## Extrait choisi:

..............................

Gabriel Monod-Herzen
Nos trois problèmes : le pouvoir, l'argent et le sexe

Sri Aurobindo disait que pour faire n’importe quoi, il faut la réunion de deux choses, un positif et un négatif. On se trouve fréquemment dans une situation où il y a opposition entre ces deux formes d’énergie. L’erreur est de croire que la solution réside dans la victoire de l’un sur l’autre. Or il doit exister un point de vue supérieur auquel ces deux positions apparaissent comme complémentaires et non pas comme opposées. C’est là la solution. Vous avez le niveau de la dualité, l’opposition, et vous avez un niveau où la dualité subsiste, mais comme les deux bouts d’un bâton.

(Revue Panharmonie. No 173. Septembre 1978)

Le titre est de 3e Millénaire

Compte rendu de la réunion du 2.4.1978

La séance s’ouvre sur un texte de Sri Aurobindo : « Si on se place dans le domaine pratique des grands problèmes de la vie actuelle, on en trouve trois : le pouvoir, l’argent et le sexe. » Essayons, dit M. Monod-Herzen, de voir ce qu’ils peuvent devenir dans l’avenir, afin d’orienter convenablement nos attitudes.

..............................

## Données enregistrées:
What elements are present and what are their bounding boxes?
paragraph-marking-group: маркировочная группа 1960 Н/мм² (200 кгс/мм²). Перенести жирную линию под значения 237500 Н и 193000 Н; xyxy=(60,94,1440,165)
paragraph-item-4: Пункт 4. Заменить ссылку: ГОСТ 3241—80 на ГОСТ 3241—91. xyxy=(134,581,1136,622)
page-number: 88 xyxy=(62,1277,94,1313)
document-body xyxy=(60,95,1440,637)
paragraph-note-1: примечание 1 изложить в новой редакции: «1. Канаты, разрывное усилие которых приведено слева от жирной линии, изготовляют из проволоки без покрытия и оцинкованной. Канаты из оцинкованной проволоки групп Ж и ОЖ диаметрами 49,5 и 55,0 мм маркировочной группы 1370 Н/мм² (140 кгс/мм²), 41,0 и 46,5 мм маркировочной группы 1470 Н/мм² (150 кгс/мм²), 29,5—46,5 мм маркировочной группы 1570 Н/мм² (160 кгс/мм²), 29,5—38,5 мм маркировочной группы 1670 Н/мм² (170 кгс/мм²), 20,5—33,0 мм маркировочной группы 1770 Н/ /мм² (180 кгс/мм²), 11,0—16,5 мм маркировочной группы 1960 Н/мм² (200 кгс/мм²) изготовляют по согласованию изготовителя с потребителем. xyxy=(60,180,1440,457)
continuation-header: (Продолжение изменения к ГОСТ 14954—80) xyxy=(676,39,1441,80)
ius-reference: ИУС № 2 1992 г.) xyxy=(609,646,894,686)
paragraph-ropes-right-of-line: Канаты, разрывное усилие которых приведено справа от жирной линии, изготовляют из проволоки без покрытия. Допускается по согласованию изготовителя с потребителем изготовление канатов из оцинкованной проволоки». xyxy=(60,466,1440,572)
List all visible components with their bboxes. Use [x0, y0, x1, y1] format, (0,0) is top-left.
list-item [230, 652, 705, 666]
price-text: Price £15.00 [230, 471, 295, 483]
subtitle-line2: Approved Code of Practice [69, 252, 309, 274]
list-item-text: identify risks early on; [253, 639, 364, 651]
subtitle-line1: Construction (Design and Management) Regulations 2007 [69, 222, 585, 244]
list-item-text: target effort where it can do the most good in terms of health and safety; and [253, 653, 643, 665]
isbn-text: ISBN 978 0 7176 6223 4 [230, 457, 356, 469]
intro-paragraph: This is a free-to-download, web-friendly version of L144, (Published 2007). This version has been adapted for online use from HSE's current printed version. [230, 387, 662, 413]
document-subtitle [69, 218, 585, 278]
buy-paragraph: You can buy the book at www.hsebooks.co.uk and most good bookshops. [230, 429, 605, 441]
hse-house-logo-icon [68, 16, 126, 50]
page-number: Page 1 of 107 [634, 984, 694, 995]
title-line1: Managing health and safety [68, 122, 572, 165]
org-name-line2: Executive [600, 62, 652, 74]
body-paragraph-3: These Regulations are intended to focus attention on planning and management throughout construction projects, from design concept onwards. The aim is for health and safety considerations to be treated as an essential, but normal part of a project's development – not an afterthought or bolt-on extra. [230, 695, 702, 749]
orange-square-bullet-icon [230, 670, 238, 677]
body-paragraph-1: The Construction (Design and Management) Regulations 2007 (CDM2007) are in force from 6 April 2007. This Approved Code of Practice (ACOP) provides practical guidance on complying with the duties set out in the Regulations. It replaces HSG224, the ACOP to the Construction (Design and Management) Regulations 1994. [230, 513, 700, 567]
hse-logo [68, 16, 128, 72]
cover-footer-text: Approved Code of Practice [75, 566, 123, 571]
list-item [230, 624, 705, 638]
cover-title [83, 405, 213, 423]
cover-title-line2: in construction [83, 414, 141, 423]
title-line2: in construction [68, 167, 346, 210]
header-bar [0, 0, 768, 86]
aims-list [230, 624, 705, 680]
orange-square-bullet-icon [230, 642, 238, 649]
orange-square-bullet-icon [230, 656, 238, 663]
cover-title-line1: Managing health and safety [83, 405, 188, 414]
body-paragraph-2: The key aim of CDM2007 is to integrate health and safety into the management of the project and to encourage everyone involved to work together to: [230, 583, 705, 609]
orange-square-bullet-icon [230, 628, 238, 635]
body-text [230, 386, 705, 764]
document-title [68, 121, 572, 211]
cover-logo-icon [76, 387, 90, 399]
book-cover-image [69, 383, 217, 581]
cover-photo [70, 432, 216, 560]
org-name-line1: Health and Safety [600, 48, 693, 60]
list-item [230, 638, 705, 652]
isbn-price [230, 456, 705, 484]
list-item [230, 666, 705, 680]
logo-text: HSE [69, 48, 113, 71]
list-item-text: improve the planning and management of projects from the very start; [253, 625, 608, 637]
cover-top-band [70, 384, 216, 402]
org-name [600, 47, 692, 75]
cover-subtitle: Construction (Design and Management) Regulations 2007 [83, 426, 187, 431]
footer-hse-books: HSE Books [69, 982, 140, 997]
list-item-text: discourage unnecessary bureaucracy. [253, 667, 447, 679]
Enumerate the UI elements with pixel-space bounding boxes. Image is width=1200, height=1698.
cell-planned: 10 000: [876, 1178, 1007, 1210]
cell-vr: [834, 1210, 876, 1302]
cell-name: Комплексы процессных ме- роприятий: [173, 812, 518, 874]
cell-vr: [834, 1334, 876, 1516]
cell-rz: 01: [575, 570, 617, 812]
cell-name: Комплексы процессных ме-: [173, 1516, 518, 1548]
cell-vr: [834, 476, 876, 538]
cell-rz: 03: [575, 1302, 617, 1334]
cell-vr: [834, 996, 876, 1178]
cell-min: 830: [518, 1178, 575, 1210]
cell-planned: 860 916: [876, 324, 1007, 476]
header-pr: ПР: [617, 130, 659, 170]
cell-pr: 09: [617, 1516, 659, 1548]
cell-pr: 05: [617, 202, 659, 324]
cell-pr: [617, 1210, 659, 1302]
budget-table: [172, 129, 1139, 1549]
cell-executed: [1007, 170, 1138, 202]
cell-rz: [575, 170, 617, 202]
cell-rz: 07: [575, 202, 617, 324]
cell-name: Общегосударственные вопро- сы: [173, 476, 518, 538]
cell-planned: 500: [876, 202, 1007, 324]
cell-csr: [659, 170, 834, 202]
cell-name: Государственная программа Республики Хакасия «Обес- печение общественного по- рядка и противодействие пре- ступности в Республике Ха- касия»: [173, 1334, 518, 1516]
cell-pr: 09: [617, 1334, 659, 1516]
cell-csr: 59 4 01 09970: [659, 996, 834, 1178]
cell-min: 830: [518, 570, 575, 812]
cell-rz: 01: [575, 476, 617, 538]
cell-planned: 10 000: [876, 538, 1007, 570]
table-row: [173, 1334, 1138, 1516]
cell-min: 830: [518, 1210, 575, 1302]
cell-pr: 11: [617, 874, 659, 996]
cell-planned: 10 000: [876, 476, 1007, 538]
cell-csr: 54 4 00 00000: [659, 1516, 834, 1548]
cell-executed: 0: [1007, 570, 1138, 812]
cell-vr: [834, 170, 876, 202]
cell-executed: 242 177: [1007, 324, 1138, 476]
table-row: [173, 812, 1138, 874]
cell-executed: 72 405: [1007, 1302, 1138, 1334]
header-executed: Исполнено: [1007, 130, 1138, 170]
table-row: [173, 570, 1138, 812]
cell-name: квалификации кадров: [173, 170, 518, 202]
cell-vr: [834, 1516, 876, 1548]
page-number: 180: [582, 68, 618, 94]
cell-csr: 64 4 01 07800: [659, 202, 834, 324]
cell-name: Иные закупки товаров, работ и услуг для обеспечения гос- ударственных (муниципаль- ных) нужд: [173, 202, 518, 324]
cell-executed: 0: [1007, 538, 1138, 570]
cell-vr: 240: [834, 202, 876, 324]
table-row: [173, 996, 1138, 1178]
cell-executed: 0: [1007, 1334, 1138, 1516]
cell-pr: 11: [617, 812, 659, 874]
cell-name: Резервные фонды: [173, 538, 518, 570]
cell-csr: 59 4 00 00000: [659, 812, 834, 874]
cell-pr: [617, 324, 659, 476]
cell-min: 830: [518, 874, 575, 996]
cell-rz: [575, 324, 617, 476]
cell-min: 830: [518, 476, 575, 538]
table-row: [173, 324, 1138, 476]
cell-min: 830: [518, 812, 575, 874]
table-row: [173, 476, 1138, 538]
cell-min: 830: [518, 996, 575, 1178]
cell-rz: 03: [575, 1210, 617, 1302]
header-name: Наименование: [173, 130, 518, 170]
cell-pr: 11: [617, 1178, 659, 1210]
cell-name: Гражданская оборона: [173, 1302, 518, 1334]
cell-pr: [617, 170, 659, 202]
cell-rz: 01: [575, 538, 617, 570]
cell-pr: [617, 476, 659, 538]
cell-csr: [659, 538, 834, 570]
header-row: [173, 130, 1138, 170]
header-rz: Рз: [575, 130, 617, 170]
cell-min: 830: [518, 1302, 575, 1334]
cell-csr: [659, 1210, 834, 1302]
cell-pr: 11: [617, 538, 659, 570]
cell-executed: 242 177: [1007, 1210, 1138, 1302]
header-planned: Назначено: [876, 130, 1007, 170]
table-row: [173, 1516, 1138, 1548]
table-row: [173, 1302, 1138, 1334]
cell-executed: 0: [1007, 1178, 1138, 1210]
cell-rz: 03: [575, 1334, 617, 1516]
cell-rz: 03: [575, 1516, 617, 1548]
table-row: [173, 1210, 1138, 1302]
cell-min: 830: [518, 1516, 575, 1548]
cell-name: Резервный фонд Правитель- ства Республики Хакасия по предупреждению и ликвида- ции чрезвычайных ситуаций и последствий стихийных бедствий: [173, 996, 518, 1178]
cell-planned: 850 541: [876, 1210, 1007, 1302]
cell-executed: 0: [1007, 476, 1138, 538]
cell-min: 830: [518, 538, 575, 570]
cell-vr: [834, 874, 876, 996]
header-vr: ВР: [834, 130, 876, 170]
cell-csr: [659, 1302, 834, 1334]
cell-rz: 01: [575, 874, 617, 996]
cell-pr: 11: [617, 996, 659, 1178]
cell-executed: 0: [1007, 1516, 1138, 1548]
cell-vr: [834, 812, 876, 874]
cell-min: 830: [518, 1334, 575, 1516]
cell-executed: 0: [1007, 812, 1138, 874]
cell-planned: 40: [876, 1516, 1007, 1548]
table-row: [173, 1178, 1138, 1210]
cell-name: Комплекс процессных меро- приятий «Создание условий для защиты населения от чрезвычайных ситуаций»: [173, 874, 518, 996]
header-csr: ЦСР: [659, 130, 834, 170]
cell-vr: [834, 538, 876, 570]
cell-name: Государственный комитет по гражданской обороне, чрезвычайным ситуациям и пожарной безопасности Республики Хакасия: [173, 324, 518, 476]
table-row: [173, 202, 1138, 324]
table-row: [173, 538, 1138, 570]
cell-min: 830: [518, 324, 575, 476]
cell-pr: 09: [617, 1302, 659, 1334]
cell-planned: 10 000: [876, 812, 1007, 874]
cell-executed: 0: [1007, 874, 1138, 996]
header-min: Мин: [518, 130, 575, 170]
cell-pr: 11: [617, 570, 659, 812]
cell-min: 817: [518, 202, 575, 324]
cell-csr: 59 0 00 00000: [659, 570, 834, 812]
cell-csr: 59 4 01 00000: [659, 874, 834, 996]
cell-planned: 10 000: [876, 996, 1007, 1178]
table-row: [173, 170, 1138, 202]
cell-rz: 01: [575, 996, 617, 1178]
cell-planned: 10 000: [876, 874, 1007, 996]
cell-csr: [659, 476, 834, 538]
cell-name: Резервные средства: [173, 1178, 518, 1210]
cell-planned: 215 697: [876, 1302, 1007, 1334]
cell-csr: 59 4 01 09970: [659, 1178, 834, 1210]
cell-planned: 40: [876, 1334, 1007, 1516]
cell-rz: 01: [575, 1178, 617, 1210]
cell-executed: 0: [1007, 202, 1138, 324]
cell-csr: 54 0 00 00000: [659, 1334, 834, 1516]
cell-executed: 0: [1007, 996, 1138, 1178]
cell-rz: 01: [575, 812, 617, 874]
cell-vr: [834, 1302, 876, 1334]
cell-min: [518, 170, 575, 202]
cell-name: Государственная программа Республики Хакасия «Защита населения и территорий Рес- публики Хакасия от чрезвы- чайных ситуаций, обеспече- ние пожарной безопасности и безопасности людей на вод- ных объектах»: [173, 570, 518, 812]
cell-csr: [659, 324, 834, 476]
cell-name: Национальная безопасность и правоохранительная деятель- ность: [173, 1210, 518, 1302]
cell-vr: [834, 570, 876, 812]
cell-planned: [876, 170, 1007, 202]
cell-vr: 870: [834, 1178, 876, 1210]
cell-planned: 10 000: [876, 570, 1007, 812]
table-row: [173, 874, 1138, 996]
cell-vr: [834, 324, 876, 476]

..............................

## Consignes:
(a) Recopiez mot pour mot l'extrait sur le pouvoir, l'argent et le sexe, depuis les mots « La séance s’ouvre » jusqu'aux mots « convenablement nos attitudes. » inclus.
(b) Répondez à ces questions d'après l'extrait sur le pouvoir, l'argent et le sexe :
(i) Selon Sri Aurobindo, quelles deux choses faut-il réunir pour faire n'importe quoi ?
(ii) Dans quel numéro de la revue Panharmonie ce texte a-t-il paru ?
(iii) À quelle date a eu lieu la réunion dont l'extrait donne le compte rendu ?
(c) Traduisez en anglais cette phrase de l'extrait sur le pouvoir, l'argent et le sexe : « L’erreur est de croire que la solution réside dans la victoire de l’un sur l’autre. »

## Réponses attendues:
(a)
La séance s’ouvre sur un texte de Sri Aurobindo : « Si on se place dans le domaine pratique des grands problèmes de la vie actuelle, on en trouve trois : le pouvoir, l’argent et le sexe. » Essayons, dit M. Monod-Herzen, de voir ce qu’ils peuvent devenir dans l’avenir, afin d’orienter convenablement nos attitudes.

(b)
(i) Un positif et un négatif.
(ii) Le numéro 173, de septembre 1978.
(iii) Le 2.4.1978.

(c) The mistake is to believe that the solution lies in the victory of one over the other.